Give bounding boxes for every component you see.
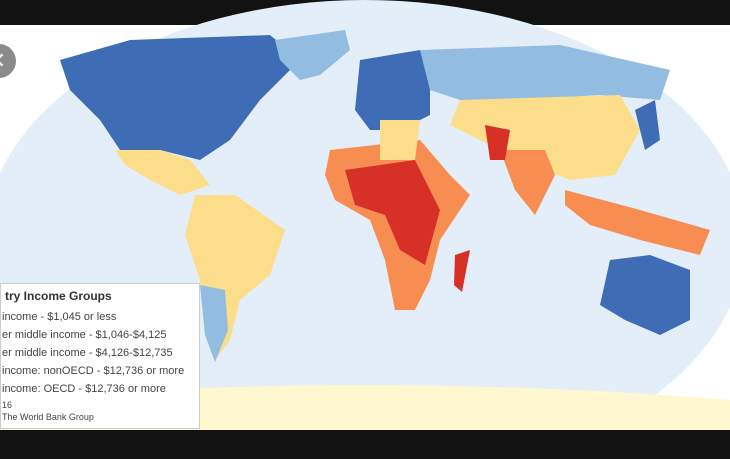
- madagascar: [454, 250, 470, 292]
- legend-item: er middle income - $4,126-$12,735: [2, 347, 173, 359]
- frame-bottom: [0, 430, 730, 459]
- central-africa: [345, 160, 440, 265]
- legend-item: income: OECD - $12,736 or more: [2, 383, 166, 395]
- legend: try Income Groups income - $1,045 or les…: [0, 283, 200, 429]
- north-africa: [380, 120, 420, 160]
- asia: [450, 95, 640, 180]
- greenland: [275, 30, 350, 80]
- legend-title: try Income Groups: [5, 289, 112, 303]
- legend-item: income - $1,045 or less: [2, 311, 117, 323]
- europe: [355, 50, 430, 130]
- japan: [635, 100, 660, 150]
- russia: [420, 45, 670, 100]
- legend-year: 16: [2, 400, 13, 410]
- close-button[interactable]: ✕: [0, 44, 16, 78]
- north-america: [60, 35, 300, 160]
- legend-item: er middle income - $1,046-$4,125: [2, 329, 167, 341]
- southern-cone: [200, 285, 228, 362]
- southeast-asia: [565, 190, 710, 255]
- legend-source: The World Bank Group: [2, 412, 94, 422]
- central-america: [115, 150, 210, 195]
- legend-item: income: nonOECD - $12,736 or more: [2, 365, 185, 377]
- south-asia: [500, 150, 555, 215]
- australia: [600, 255, 690, 335]
- afghanistan: [485, 125, 510, 160]
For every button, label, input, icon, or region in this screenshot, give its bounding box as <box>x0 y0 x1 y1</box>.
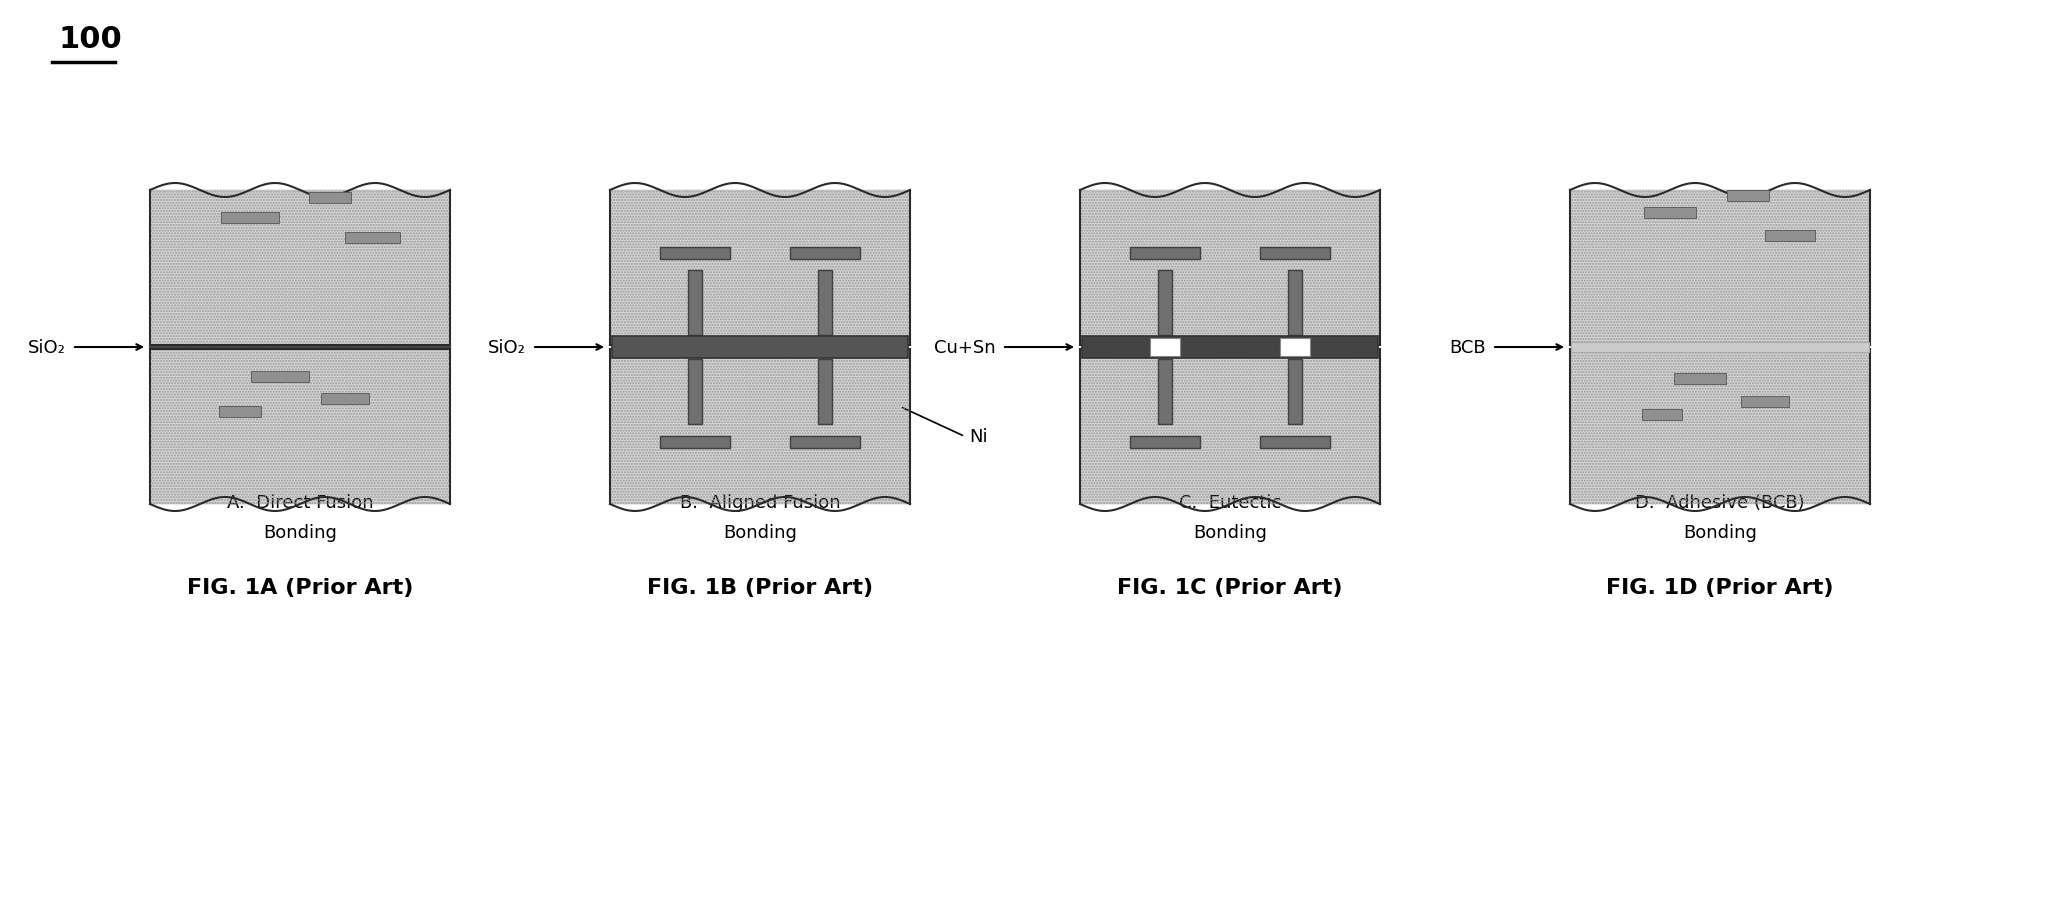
Polygon shape <box>252 372 309 382</box>
Text: A.  Direct Fusion: A. Direct Fusion <box>227 493 373 511</box>
Text: Bonding: Bonding <box>1683 523 1756 541</box>
Text: C.  Eutectic: C. Eutectic <box>1179 493 1281 511</box>
Polygon shape <box>1081 191 1380 345</box>
Text: FIG. 1B (Prior Art): FIG. 1B (Prior Art) <box>647 577 874 597</box>
Text: Ni: Ni <box>968 428 987 446</box>
Polygon shape <box>221 213 278 224</box>
Text: SiO₂: SiO₂ <box>29 338 66 356</box>
Polygon shape <box>1570 343 1869 353</box>
Text: D.  Adhesive (BCB): D. Adhesive (BCB) <box>1636 493 1805 511</box>
Polygon shape <box>659 247 731 259</box>
Text: SiO₂: SiO₂ <box>487 338 526 356</box>
Polygon shape <box>819 360 831 425</box>
Polygon shape <box>610 191 911 345</box>
Text: Cu+Sn: Cu+Sn <box>933 338 997 356</box>
Polygon shape <box>659 436 731 448</box>
Polygon shape <box>1642 410 1683 420</box>
Polygon shape <box>1159 271 1173 336</box>
Polygon shape <box>790 436 860 448</box>
Text: Bonding: Bonding <box>264 523 338 541</box>
Polygon shape <box>612 336 909 359</box>
Polygon shape <box>1159 360 1173 425</box>
Polygon shape <box>1742 397 1789 408</box>
Text: FIG. 1A (Prior Art): FIG. 1A (Prior Art) <box>186 577 413 597</box>
Polygon shape <box>1570 350 1871 504</box>
Polygon shape <box>1644 207 1697 219</box>
Polygon shape <box>1570 191 1871 345</box>
Polygon shape <box>1150 338 1179 356</box>
Text: Bonding: Bonding <box>723 523 796 541</box>
Polygon shape <box>819 271 831 336</box>
Text: FIG. 1D (Prior Art): FIG. 1D (Prior Art) <box>1607 577 1834 597</box>
Polygon shape <box>321 393 368 405</box>
Polygon shape <box>688 271 702 336</box>
Text: 100: 100 <box>57 25 121 54</box>
Polygon shape <box>610 350 911 504</box>
Polygon shape <box>149 191 450 345</box>
Polygon shape <box>344 233 399 244</box>
Polygon shape <box>1130 436 1200 448</box>
Text: BCB: BCB <box>1449 338 1486 356</box>
Text: FIG. 1C (Prior Art): FIG. 1C (Prior Art) <box>1118 577 1343 597</box>
Polygon shape <box>1261 436 1331 448</box>
Polygon shape <box>688 360 702 425</box>
Polygon shape <box>149 350 450 504</box>
Text: Bonding: Bonding <box>1193 523 1267 541</box>
Polygon shape <box>1765 231 1816 242</box>
Polygon shape <box>1279 338 1310 356</box>
Polygon shape <box>1288 360 1302 425</box>
Polygon shape <box>219 407 262 418</box>
Polygon shape <box>1081 350 1380 504</box>
Polygon shape <box>309 193 350 204</box>
Polygon shape <box>1083 336 1378 359</box>
Polygon shape <box>1130 247 1200 259</box>
Polygon shape <box>1288 271 1302 336</box>
Polygon shape <box>1261 247 1331 259</box>
Polygon shape <box>1728 191 1769 202</box>
Text: B.  Aligned Fusion: B. Aligned Fusion <box>680 493 841 511</box>
Polygon shape <box>790 247 860 259</box>
Polygon shape <box>1674 373 1726 384</box>
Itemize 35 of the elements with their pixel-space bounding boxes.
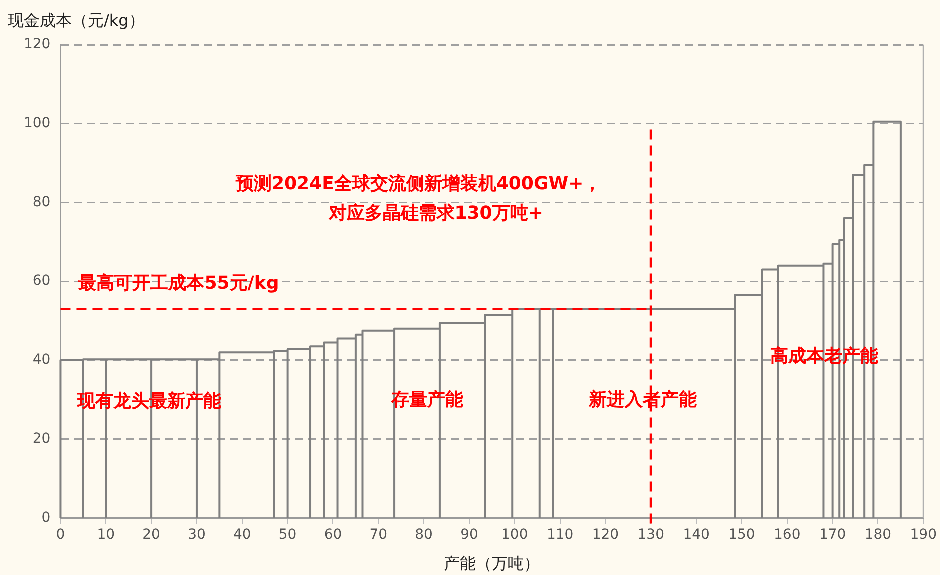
◇ ◇ ◇ ◇ ◇
Render every line of the items above as a JSON list of strings, one string per line, omitting blank lines and the picture markers.

[
  "Give bounding boxes for every component you see.",
  "- madagascar: [454, 250, 470, 292]",
  "- legend-item: er middle income - $4,126-$12,735: [2, 347, 173, 359]",
  "- frame-bottom: [0, 430, 730, 459]",
  "- central-africa: [345, 160, 440, 265]",
  "- legend-item: income: OECD - $12,736 or more: [2, 383, 166, 395]",
  "- legend: try Income Groups income - $1,045 or les…: [0, 283, 200, 429]",
  "- north-africa: [380, 120, 420, 160]",
  "- asia: [450, 95, 640, 180]",
  "- greenland: [275, 30, 350, 80]",
  "- legend-title: try Income Groups: [5, 289, 112, 303]",
  "- legend-item: income - $1,045 or less: [2, 311, 117, 323]",
  "- europe: [355, 50, 430, 130]",
  "- japan: [635, 100, 660, 150]",
  "- russia: [420, 45, 670, 100]",
  "- legend-year: 16: [2, 400, 13, 410]",
  "- close-button[interactable]: ✕: [0, 44, 16, 78]",
  "- north-america: [60, 35, 300, 160]",
  "- legend-item: er middle income - $1,046-$4,125: [2, 329, 167, 341]",
  "- southern-cone: [200, 285, 228, 362]",
  "- southeast-asia: [565, 190, 710, 255]",
  "- legend-source: The World Bank Group: [2, 412, 94, 422]",
  "- central-america: [115, 150, 210, 195]",
  "- legend-item: income: nonOECD - $12,736 or more: [2, 365, 185, 377]",
  "- south-asia: [500, 150, 555, 215]",
  "- australia: [600, 255, 690, 335]",
  "- afghanistan: [485, 125, 510, 160]",
  "For every button, label, input, icon, or region in this screenshot, give its bounding box as <box>x0 y0 x1 y1</box>.",
  "Polygon shape <box>252 372 309 382</box>",
  "Text: A.  Direct Fusion: A. Direct Fusion <box>227 493 373 511</box>",
  "Text: Bonding: Bonding <box>1683 523 1756 541</box>",
  "Text: C.  Eutectic: C. Eutectic <box>1179 493 1281 511</box>",
  "Polygon shape <box>1081 191 1380 345</box>",
  "Text: FIG. 1B (Prior Art): FIG. 1B (Prior Art) <box>647 577 874 597</box>",
  "Text: Ni: Ni <box>968 428 987 446</box>",
  "Polygon shape <box>221 213 278 224</box>",
  "Text: SiO₂: SiO₂ <box>29 338 66 356</box>",
  "Polygon shape <box>1570 343 1869 353</box>",
  "Text: D.  Adhesive (BCB): D. Adhesive (BCB) <box>1636 493 1805 511</box>",
  "Polygon shape <box>659 247 731 259</box>",
  "Text: SiO₂: SiO₂ <box>487 338 526 356</box>",
  "Polygon shape <box>819 360 831 425</box>",
  "Polygon shape <box>610 191 911 345</box>",
  "Text: Cu+Sn: Cu+Sn <box>933 338 997 356</box>",
  "Polygon shape <box>659 436 731 448</box>",
  "Polygon shape <box>1642 410 1683 420</box>",
  "Polygon shape <box>1159 271 1173 336</box>",
  "Polygon shape <box>790 436 860 448</box>",
  "Text: Bonding: Bonding <box>264 523 338 541</box>",
  "Polygon shape <box>612 336 909 359</box>",
  "Polygon shape <box>1159 360 1173 425</box>",
  "Polygon shape <box>1742 397 1789 408</box>",
  "Text: FIG. 1A (Prior Art): FIG. 1A (Prior Art) <box>186 577 413 597</box>",
  "Polygon shape <box>1570 350 1871 504</box>",
  "Polygon shape <box>1644 207 1697 219</box>",
  "Polygon shape <box>1570 191 1871 345</box>",
  "Polygon shape <box>1150 338 1179 356</box>",
  "Text: Bonding: Bonding <box>723 523 796 541</box>",
  "Polygon shape <box>819 271 831 336</box>",
  "Text: FIG. 1D (Prior Art): FIG. 1D (Prior Art) <box>1607 577 1834 597</box>",
  "Polygon shape <box>321 393 368 405</box>",
  "Polygon shape <box>688 271 702 336</box>",
  "Text: 100: 100 <box>57 25 121 54</box>",
  "Polygon shape <box>610 350 911 504</box>",
  "Polygon shape <box>149 191 450 345</box>",
  "Polygon shape <box>344 233 399 244</box>",
  "Polygon shape <box>1130 436 1200 448</box>",
  "Text: BCB: BCB <box>1449 338 1486 356</box>",
  "Text: FIG. 1C (Prior Art): FIG. 1C (Prior Art) <box>1118 577 1343 597</box>",
  "Polygon shape <box>1261 436 1331 448</box>",
  "Polygon shape <box>688 360 702 425</box>",
  "Polygon shape <box>149 350 450 504</box>",
  "Text: Bonding: Bonding <box>1193 523 1267 541</box>",
  "Polygon shape <box>1765 231 1816 242</box>",
  "Polygon shape <box>1279 338 1310 356</box>",
  "Polygon shape <box>1288 360 1302 425</box>",
  "Polygon shape <box>219 407 262 418</box>",
  "Polygon shape <box>1081 350 1380 504</box>",
  "Polygon shape <box>309 193 350 204</box>",
  "Polygon shape <box>1083 336 1378 359</box>",
  "Polygon shape <box>1130 247 1200 259</box>",
  "Polygon shape <box>1288 271 1302 336</box>",
  "Polygon shape <box>1261 247 1331 259</box>",
  "Polygon shape <box>1728 191 1769 202</box>",
  "Text: B.  Aligned Fusion: B. Aligned Fusion <box>680 493 841 511</box>",
  "Polygon shape <box>790 247 860 259</box>",
  "Polygon shape <box>1674 373 1726 384</box>",
  "Itemize 35 of the elements with their pixel-space bounding boxes."
]